Extract every line of the material that holds the string "swatch".

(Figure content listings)
::::::::::

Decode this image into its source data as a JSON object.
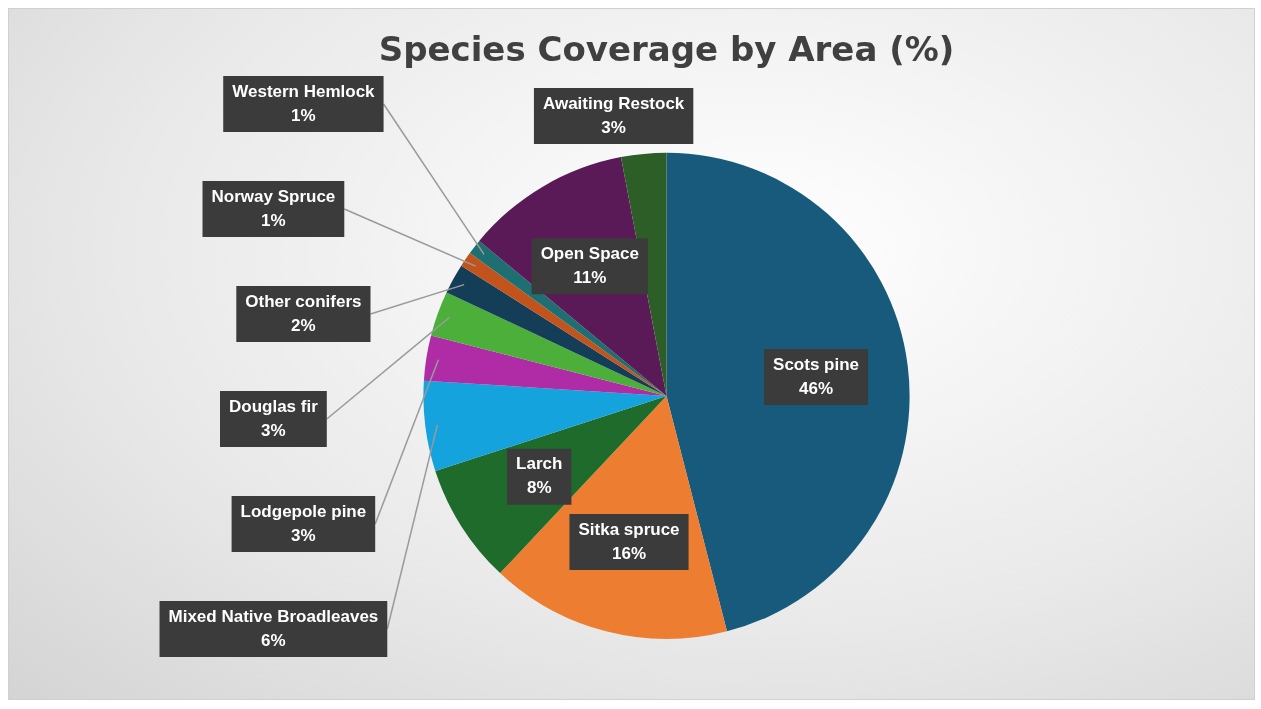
{
  "chart_data": {
    "type": "pie",
    "title": "Species Coverage by Area (%)",
    "categories": [
      "Scots pine",
      "Sitka spruce",
      "Larch",
      "Mixed Native Broadleaves",
      "Lodgepole pine",
      "Douglas fir",
      "Other conifers",
      "Norway Spruce",
      "Western Hemlock",
      "Open Space",
      "Awaiting Restock"
    ],
    "values": [
      46,
      16,
      8,
      6,
      3,
      3,
      2,
      1,
      1,
      11,
      3
    ],
    "value_labels": [
      "46%",
      "16%",
      "8%",
      "6%",
      "3%",
      "3%",
      "2%",
      "1%",
      "1%",
      "11%",
      "3%"
    ],
    "colors": [
      "#175a7c",
      "#ed7d31",
      "#1f6b2c",
      "#14a3dc",
      "#b02ca6",
      "#4caf3a",
      "#143e57",
      "#c2531c",
      "#1d6f72",
      "#5a1a58",
      "#2e5e27"
    ]
  }
}
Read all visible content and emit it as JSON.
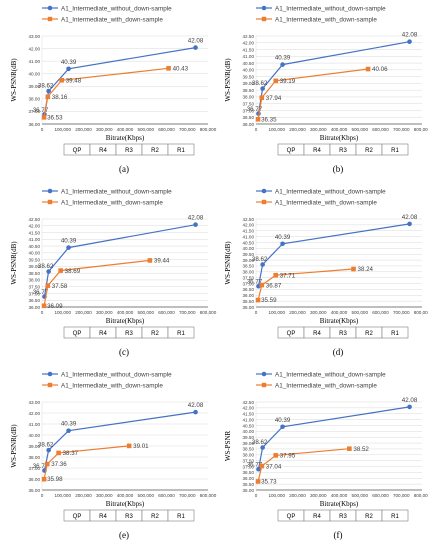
{
  "colors": {
    "blue": "#4472C4",
    "orange": "#ED7D31",
    "grid": "#D9D9D9",
    "axis": "#595959",
    "text": "#404040"
  },
  "legend": {
    "without": "A1_Intermediate_without_down-sample",
    "with": "A1_Intermediate_with_down-sample"
  },
  "table_labels": [
    "QP",
    "R4",
    "R3",
    "R2",
    "R1"
  ],
  "chart_data": [
    {
      "type": "line",
      "label": "(a)",
      "ylabel": "WS-PSNR(dB)",
      "xlabel": "Bitrate(Kbps)",
      "xlim": [
        0,
        800000
      ],
      "ylim": [
        36.0,
        43.0
      ],
      "ystep": 1.0,
      "xstep": 100000,
      "series": [
        {
          "name": "A1_Intermediate_without_down-sample",
          "x": [
            12000,
            32000,
            128000,
            740000
          ],
          "y": [
            36.77,
            38.62,
            40.39,
            42.08
          ],
          "labels": [
            "36.77",
            "38.62",
            "40.39",
            "42.08"
          ]
        },
        {
          "name": "A1_Intermediate_with_down-sample",
          "x": [
            10000,
            28000,
            95000,
            610000
          ],
          "y": [
            36.53,
            38.16,
            39.48,
            40.43
          ],
          "labels": [
            "36.53",
            "38.16",
            "39.48",
            "40.43"
          ]
        }
      ]
    },
    {
      "type": "line",
      "label": "(b)",
      "ylabel": "WS-PSNR(dB)",
      "xlabel": "Bitrate(Kbps)",
      "xlim": [
        0,
        800000
      ],
      "ylim": [
        36.0,
        42.5
      ],
      "ystep": 0.5,
      "xstep": 100000,
      "series": [
        {
          "name": "A1_Intermediate_without_down-sample",
          "x": [
            12000,
            32000,
            128000,
            740000
          ],
          "y": [
            36.77,
            38.62,
            40.39,
            42.08
          ],
          "labels": [
            "36.77",
            "38.62",
            "40.39",
            "42.08"
          ]
        },
        {
          "name": "A1_Intermediate_with_down-sample",
          "x": [
            10000,
            28000,
            95000,
            540000
          ],
          "y": [
            36.35,
            37.94,
            39.19,
            40.06
          ],
          "labels": [
            "36.35",
            "37.94",
            "39.19",
            "40.06"
          ]
        }
      ]
    },
    {
      "type": "line",
      "label": "(c)",
      "ylabel": "WS-PSNR(dB)",
      "xlabel": "Bitrate(Kbps)",
      "xlim": [
        0,
        800000
      ],
      "ylim": [
        36.0,
        42.5
      ],
      "ystep": 0.5,
      "xstep": 100000,
      "series": [
        {
          "name": "A1_Intermediate_without_down-sample",
          "x": [
            12000,
            32000,
            128000,
            740000
          ],
          "y": [
            36.77,
            38.62,
            40.39,
            42.08
          ],
          "labels": [
            "36.77",
            "38.62",
            "40.39",
            "42.08"
          ]
        },
        {
          "name": "A1_Intermediate_with_down-sample",
          "x": [
            10000,
            28000,
            90000,
            520000
          ],
          "y": [
            36.09,
            37.58,
            38.69,
            39.44
          ],
          "labels": [
            "36.09",
            "37.58",
            "38.69",
            "39.44"
          ]
        }
      ]
    },
    {
      "type": "line",
      "label": "(d)",
      "ylabel": "WS-PSNR(dB)",
      "xlabel": "Bitrate(Kbps)",
      "xlim": [
        0,
        800000
      ],
      "ylim": [
        35.0,
        42.5
      ],
      "ystep": 0.5,
      "xstep": 100000,
      "series": [
        {
          "name": "A1_Intermediate_without_down-sample",
          "x": [
            12000,
            32000,
            128000,
            740000
          ],
          "y": [
            36.77,
            38.62,
            40.39,
            42.08
          ],
          "labels": [
            "36.77",
            "38.62",
            "40.39",
            "42.08"
          ]
        },
        {
          "name": "A1_Intermediate_with_down-sample",
          "x": [
            10000,
            28000,
            95000,
            470000
          ],
          "y": [
            35.59,
            36.87,
            37.71,
            38.24
          ],
          "labels": [
            "35.59",
            "36.87",
            "37.71",
            "38.24"
          ]
        }
      ]
    },
    {
      "type": "line",
      "label": "(e)",
      "ylabel": "WS-PSNR(dB)",
      "xlabel": "Bitrate(Kbps)",
      "xlim": [
        0,
        800000
      ],
      "ylim": [
        35.0,
        43.0
      ],
      "ystep": 1.0,
      "xstep": 100000,
      "series": [
        {
          "name": "A1_Intermediate_without_down-sample",
          "x": [
            12000,
            32000,
            128000,
            740000
          ],
          "y": [
            36.77,
            38.62,
            40.39,
            42.08
          ],
          "labels": [
            "36.77",
            "38.62",
            "40.39",
            "42.08"
          ]
        },
        {
          "name": "A1_Intermediate_with_down-sample",
          "x": [
            10000,
            25000,
            80000,
            420000
          ],
          "y": [
            35.98,
            37.36,
            38.37,
            39.01
          ],
          "labels": [
            "35.98",
            "37.36",
            "38.37",
            "39.01"
          ]
        }
      ]
    },
    {
      "type": "line",
      "label": "(f)",
      "ylabel": "WS-PSNR",
      "xlabel": "Bitrate(Kbps)",
      "xlim": [
        0,
        800000
      ],
      "ylim": [
        35.0,
        42.5
      ],
      "ystep": 0.5,
      "xstep": 100000,
      "series": [
        {
          "name": "A1_Intermediate_without_down-sample",
          "x": [
            12000,
            32000,
            128000,
            740000
          ],
          "y": [
            36.77,
            38.62,
            40.39,
            42.08
          ],
          "labels": [
            "36.77",
            "38.62",
            "40.39",
            "42.08"
          ]
        },
        {
          "name": "A1_Intermediate_with_down-sample",
          "x": [
            10000,
            28000,
            95000,
            450000
          ],
          "y": [
            35.73,
            37.04,
            37.95,
            38.52
          ],
          "labels": [
            "35.73",
            "37.04",
            "37.95",
            "38.52"
          ]
        }
      ]
    }
  ]
}
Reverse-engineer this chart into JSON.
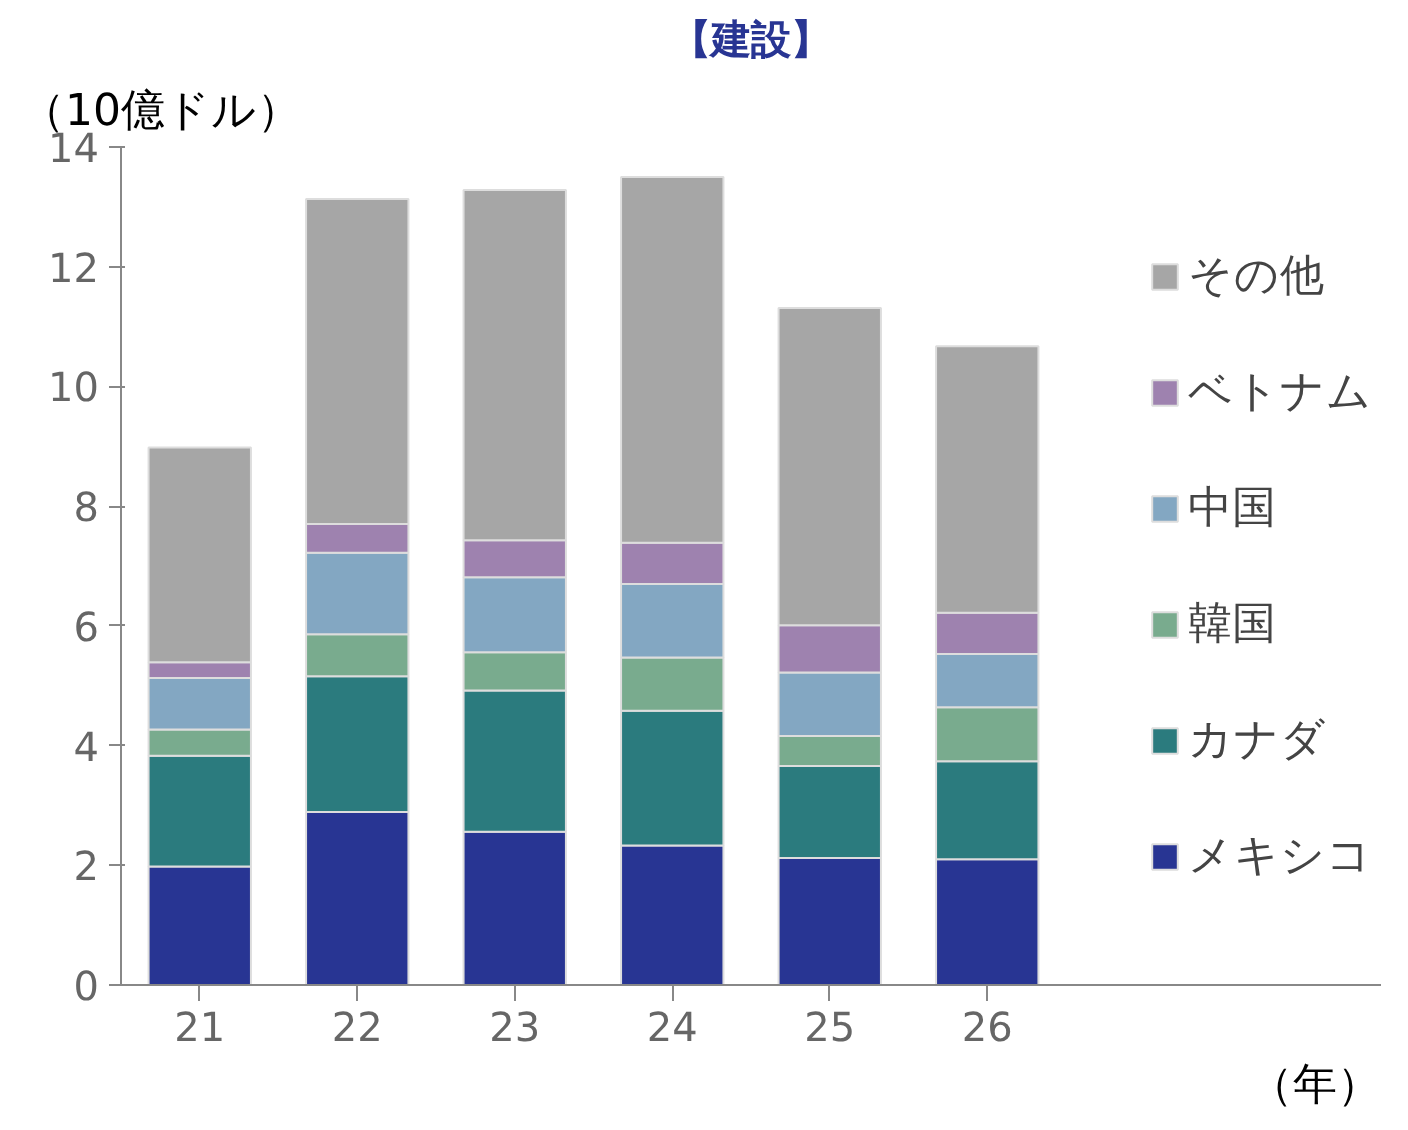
{
  "chart_data": {
    "type": "bar",
    "stacked": true,
    "title": "【建設】",
    "ylabel": "（10億ドル）",
    "xlabel": "（年）",
    "categories": [
      "21",
      "22",
      "23",
      "24",
      "25",
      "26"
    ],
    "series": [
      {
        "name": "メキシコ",
        "color": "#283593",
        "values": [
          1.98,
          2.89,
          2.56,
          2.33,
          2.12,
          2.1
        ]
      },
      {
        "name": "カナダ",
        "color": "#2b7b7e",
        "values": [
          1.85,
          2.27,
          2.36,
          2.25,
          1.54,
          1.64
        ]
      },
      {
        "name": "韓国",
        "color": "#79ab8e",
        "values": [
          0.44,
          0.7,
          0.64,
          0.89,
          0.5,
          0.9
        ]
      },
      {
        "name": "中国",
        "color": "#83a7c2",
        "values": [
          0.86,
          1.36,
          1.25,
          1.23,
          1.06,
          0.89
        ]
      },
      {
        "name": "ベトナム",
        "color": "#9e82af",
        "values": [
          0.26,
          0.48,
          0.62,
          0.69,
          0.79,
          0.69
        ]
      },
      {
        "name": "その他",
        "color": "#a6a6a6",
        "values": [
          3.59,
          5.43,
          5.85,
          6.11,
          5.3,
          4.45
        ]
      }
    ],
    "ylim": [
      0,
      14
    ],
    "yticks": [
      0,
      2,
      4,
      6,
      8,
      10,
      12,
      14
    ],
    "grid": false,
    "legend": "right"
  }
}
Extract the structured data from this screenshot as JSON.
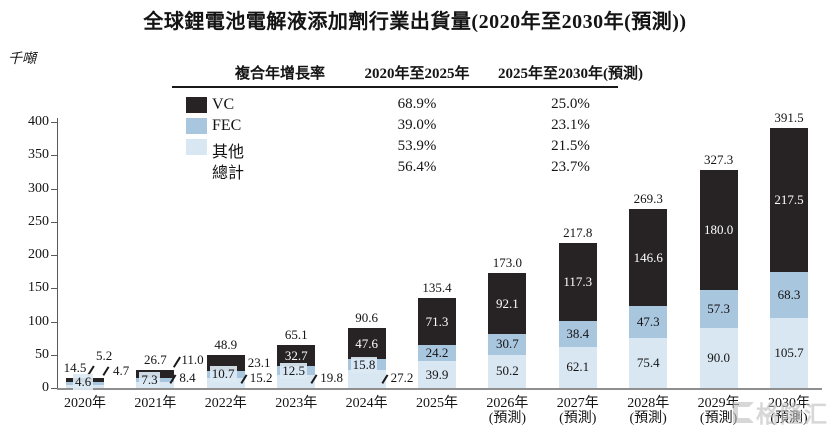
{
  "title": "全球鋰電池電解液添加劑行業出貨量(2020年至2030年(預測))",
  "y_axis": {
    "unit": "千噸"
  },
  "cagr_table": {
    "header": {
      "label": "複合年增長率",
      "col1": "2020年至2025年",
      "col2": "2025年至2030年(預測)"
    },
    "rows": [
      {
        "name": "VC",
        "swatch": "#272324",
        "c1": "68.9%",
        "c2": "25.0%"
      },
      {
        "name": "FEC",
        "swatch": "#a9c6df",
        "c1": "39.0%",
        "c2": "23.1%"
      },
      {
        "name": "其他",
        "swatch": "#d9e7f2",
        "c1": "53.9%",
        "c2": "21.5%"
      },
      {
        "name": "總計",
        "swatch": "",
        "c1": "56.4%",
        "c2": "23.7%"
      }
    ]
  },
  "chart_data": {
    "type": "bar",
    "stacked": true,
    "title": "全球鋰電池電解液添加劑行業出貨量(2020年至2030年(預測))",
    "ylabel": "千噸",
    "ylim": [
      0,
      400
    ],
    "ytick_step": 50,
    "grid": false,
    "legend_position": "top-left-table",
    "categories": [
      {
        "label": "2020年",
        "sub": ""
      },
      {
        "label": "2021年",
        "sub": ""
      },
      {
        "label": "2022年",
        "sub": ""
      },
      {
        "label": "2023年",
        "sub": ""
      },
      {
        "label": "2024年",
        "sub": ""
      },
      {
        "label": "2025年",
        "sub": ""
      },
      {
        "label": "2026年",
        "sub": "(預測)"
      },
      {
        "label": "2027年",
        "sub": "(預測)"
      },
      {
        "label": "2028年",
        "sub": "(預測)"
      },
      {
        "label": "2029年",
        "sub": "(預測)"
      },
      {
        "label": "2030年",
        "sub": "(預測)"
      }
    ],
    "series": [
      {
        "name": "其他",
        "color": "#d9e7f2",
        "values": [
          4.6,
          8.4,
          15.2,
          19.8,
          27.2,
          39.9,
          50.2,
          62.1,
          75.4,
          90.0,
          105.7
        ]
      },
      {
        "name": "FEC",
        "color": "#a9c6df",
        "values": [
          4.7,
          7.3,
          10.7,
          12.5,
          15.8,
          24.2,
          30.7,
          38.4,
          47.3,
          57.3,
          68.3
        ]
      },
      {
        "name": "VC",
        "color": "#272324",
        "values": [
          5.2,
          11.0,
          23.1,
          32.7,
          47.6,
          71.3,
          92.1,
          117.3,
          146.6,
          180.0,
          217.5
        ]
      }
    ],
    "totals": [
      14.5,
      26.7,
      48.9,
      65.1,
      90.6,
      135.4,
      173.0,
      217.8,
      269.3,
      327.3,
      391.5
    ]
  },
  "watermark": {
    "text": "格隆汇"
  }
}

::::::::::

(Reply)
        "swatch": "#272324",
        "swatch": "#a9c6df",
        "swatch": "#d9e7f2",
        "swatch": "",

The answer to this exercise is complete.